● WORK REQUIRED: Please list all lines of the material below in which the string "more" occurs.

● EXCERPTED DATA:
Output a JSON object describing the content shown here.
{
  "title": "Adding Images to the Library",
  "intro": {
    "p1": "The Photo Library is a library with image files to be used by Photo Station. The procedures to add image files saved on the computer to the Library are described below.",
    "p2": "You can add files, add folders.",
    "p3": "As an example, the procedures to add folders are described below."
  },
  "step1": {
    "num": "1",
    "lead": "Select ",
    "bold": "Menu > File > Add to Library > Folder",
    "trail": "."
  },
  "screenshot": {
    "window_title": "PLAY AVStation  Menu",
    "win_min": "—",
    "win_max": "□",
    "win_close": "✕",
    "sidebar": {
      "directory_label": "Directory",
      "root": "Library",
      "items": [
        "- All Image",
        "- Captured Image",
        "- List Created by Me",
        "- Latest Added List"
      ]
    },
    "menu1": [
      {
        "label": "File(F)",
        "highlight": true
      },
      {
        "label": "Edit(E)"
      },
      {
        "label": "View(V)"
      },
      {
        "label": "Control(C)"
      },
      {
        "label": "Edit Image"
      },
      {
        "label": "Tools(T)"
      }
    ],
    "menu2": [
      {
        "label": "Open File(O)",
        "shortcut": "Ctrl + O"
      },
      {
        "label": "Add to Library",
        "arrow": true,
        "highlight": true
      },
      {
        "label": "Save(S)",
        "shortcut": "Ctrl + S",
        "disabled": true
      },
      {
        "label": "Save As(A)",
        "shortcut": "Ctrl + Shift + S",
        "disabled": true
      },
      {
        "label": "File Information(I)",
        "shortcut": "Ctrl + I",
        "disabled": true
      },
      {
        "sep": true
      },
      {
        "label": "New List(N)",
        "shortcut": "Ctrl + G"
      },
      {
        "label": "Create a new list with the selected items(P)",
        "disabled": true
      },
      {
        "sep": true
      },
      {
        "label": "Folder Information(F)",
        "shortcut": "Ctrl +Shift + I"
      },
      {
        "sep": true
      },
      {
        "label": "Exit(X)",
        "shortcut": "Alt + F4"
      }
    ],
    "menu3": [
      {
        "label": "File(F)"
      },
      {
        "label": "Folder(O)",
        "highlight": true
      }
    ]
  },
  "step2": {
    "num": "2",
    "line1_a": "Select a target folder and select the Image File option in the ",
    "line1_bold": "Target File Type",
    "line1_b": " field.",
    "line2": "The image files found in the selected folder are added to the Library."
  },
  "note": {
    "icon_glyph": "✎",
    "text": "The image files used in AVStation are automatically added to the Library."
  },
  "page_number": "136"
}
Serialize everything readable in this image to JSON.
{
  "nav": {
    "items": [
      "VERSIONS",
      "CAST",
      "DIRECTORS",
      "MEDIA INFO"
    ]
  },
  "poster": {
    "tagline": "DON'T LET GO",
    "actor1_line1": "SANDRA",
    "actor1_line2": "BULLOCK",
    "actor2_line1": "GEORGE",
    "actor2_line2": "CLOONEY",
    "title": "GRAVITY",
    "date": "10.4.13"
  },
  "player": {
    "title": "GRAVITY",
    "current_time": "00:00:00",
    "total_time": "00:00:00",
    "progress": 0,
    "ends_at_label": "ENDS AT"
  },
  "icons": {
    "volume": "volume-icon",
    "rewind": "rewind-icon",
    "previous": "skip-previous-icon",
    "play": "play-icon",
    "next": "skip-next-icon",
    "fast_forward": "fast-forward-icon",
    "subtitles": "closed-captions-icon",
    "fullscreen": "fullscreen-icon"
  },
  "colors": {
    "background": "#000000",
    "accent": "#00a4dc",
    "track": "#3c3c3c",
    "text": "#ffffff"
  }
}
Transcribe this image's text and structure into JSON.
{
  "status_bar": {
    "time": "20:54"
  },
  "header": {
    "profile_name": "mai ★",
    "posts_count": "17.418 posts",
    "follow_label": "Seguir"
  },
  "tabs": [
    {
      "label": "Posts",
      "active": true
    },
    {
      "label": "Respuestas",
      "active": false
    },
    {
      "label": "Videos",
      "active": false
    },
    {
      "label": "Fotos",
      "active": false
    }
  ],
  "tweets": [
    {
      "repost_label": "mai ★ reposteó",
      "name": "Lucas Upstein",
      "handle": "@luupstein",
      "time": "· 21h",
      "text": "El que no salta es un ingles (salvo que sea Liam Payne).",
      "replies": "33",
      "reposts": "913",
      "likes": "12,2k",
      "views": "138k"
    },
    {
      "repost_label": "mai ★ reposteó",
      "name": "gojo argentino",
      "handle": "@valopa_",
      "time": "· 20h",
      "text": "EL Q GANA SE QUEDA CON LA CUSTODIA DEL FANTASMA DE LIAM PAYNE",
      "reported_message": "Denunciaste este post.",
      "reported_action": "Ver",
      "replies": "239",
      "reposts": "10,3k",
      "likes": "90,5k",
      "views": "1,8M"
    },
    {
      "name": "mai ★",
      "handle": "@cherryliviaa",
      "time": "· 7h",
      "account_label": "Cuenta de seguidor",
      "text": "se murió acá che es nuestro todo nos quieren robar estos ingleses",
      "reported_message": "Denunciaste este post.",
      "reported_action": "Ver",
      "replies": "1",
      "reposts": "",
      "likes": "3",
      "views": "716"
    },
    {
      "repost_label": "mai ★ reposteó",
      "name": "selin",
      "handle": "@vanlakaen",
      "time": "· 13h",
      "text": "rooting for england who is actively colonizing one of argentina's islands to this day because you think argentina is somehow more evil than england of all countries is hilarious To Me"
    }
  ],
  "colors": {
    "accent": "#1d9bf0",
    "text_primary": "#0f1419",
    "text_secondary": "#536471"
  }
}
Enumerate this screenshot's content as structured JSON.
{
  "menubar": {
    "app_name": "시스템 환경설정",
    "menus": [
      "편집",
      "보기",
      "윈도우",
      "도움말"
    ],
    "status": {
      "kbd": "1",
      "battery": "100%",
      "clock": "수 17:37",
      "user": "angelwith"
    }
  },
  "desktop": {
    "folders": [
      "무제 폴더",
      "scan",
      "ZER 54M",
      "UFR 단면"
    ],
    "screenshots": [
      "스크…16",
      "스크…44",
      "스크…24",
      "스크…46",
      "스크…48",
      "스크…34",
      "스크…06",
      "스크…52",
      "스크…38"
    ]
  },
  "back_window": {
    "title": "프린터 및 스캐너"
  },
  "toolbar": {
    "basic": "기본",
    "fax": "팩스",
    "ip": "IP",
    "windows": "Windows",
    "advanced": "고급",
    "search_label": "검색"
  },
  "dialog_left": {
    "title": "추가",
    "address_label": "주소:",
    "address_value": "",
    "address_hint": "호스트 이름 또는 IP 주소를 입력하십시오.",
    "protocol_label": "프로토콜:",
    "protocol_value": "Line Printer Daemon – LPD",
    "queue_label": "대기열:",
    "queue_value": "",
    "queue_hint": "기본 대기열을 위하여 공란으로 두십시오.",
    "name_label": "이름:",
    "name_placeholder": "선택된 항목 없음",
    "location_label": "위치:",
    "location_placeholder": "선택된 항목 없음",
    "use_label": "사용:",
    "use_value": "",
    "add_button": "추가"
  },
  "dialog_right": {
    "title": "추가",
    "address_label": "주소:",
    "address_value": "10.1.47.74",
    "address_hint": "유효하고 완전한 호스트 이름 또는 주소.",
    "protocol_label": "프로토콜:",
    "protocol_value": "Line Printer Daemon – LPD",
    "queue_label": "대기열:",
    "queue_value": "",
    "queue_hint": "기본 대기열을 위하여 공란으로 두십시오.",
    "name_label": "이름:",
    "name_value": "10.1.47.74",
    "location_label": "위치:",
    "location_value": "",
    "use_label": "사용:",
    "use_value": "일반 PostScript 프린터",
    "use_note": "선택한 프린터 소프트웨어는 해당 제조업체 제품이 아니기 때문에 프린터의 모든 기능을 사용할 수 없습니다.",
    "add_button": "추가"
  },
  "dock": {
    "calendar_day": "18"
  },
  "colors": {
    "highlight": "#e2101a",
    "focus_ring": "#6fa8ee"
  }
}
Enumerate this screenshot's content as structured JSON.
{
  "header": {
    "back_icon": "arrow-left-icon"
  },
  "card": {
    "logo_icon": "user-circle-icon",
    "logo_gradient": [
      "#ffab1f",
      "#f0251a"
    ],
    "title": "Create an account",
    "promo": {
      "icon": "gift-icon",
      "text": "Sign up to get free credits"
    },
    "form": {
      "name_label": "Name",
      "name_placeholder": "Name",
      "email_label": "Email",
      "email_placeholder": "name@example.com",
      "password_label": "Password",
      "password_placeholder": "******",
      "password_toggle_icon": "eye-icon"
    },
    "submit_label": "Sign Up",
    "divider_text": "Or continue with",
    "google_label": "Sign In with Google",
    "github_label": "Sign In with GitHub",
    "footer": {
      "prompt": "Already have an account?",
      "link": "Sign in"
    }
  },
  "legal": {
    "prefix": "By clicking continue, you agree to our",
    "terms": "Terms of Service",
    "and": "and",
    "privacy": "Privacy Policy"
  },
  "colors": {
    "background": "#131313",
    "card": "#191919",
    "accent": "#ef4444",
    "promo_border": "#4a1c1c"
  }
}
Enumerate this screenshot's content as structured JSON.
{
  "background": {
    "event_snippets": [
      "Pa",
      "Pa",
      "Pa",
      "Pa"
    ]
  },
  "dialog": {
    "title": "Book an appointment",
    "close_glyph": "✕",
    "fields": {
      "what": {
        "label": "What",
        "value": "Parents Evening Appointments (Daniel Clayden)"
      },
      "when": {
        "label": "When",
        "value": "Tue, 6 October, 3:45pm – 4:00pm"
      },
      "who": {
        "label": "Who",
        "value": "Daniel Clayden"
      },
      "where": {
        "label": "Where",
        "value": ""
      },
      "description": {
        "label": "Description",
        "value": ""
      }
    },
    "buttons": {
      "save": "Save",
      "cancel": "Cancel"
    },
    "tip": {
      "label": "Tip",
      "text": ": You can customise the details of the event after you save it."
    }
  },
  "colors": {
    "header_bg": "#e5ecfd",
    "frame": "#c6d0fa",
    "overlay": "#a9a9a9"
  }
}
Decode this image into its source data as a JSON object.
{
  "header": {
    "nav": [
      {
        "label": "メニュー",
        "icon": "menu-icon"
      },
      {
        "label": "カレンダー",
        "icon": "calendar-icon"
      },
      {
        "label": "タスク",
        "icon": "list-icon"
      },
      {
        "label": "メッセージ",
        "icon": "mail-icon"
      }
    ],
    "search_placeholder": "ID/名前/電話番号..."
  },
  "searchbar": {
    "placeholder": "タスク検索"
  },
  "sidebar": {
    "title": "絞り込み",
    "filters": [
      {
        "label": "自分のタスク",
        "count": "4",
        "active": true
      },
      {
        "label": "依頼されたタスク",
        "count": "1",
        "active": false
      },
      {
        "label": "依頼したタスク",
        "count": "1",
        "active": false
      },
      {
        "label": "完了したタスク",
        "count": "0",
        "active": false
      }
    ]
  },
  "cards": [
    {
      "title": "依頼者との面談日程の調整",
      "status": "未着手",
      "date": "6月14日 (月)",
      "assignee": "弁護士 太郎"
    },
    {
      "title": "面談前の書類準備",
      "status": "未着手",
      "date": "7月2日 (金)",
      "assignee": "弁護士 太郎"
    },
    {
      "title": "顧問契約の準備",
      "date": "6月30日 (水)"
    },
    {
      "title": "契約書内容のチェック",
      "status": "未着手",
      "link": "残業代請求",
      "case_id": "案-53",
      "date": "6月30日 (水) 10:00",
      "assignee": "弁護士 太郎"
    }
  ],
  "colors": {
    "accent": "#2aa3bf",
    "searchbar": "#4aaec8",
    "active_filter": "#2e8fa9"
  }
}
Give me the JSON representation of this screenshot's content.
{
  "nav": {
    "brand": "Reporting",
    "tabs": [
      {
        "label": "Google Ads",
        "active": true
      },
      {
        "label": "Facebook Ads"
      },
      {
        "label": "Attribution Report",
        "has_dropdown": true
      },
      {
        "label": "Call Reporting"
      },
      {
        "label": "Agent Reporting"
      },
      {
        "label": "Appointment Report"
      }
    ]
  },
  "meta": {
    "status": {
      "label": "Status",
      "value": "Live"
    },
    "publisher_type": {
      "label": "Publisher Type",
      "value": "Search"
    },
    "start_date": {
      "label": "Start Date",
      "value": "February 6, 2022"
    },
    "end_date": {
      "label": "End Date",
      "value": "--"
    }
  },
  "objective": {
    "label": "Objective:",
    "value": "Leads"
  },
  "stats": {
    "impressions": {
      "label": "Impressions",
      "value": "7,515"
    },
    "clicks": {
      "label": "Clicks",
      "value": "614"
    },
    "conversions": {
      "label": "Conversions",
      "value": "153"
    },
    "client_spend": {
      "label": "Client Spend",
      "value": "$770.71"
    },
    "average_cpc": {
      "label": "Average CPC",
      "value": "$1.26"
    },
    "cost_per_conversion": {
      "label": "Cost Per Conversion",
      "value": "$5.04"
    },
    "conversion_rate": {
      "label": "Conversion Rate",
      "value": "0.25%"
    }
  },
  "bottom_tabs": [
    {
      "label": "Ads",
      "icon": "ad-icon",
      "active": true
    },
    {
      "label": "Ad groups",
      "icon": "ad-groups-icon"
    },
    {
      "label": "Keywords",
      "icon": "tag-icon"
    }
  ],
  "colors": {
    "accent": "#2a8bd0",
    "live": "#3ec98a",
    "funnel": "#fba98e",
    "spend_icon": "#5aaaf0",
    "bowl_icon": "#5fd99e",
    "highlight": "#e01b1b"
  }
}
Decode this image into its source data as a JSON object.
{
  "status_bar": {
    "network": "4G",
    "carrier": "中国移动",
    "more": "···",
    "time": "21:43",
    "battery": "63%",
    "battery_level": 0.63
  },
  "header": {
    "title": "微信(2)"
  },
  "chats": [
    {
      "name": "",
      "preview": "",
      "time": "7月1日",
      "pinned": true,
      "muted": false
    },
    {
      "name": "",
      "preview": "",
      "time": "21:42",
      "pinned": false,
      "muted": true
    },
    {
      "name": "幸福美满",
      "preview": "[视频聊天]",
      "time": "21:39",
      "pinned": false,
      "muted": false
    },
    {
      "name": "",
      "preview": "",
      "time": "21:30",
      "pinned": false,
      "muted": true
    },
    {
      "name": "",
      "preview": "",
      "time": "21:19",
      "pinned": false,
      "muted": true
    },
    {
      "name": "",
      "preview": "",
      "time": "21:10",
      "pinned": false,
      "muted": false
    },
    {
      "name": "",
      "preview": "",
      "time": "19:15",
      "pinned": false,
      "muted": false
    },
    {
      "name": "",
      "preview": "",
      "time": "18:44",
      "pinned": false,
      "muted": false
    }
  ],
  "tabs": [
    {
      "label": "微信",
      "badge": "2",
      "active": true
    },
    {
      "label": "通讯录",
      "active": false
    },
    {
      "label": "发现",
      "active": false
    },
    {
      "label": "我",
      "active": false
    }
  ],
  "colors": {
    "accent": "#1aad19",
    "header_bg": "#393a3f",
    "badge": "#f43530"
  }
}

● IN RESPONSE:
      "text": "rooting for england who is actively colonizing one of argentina's islands to this day because you think argentina is somehow more evil than england of all countries is hilarious To Me"
    "more": "···",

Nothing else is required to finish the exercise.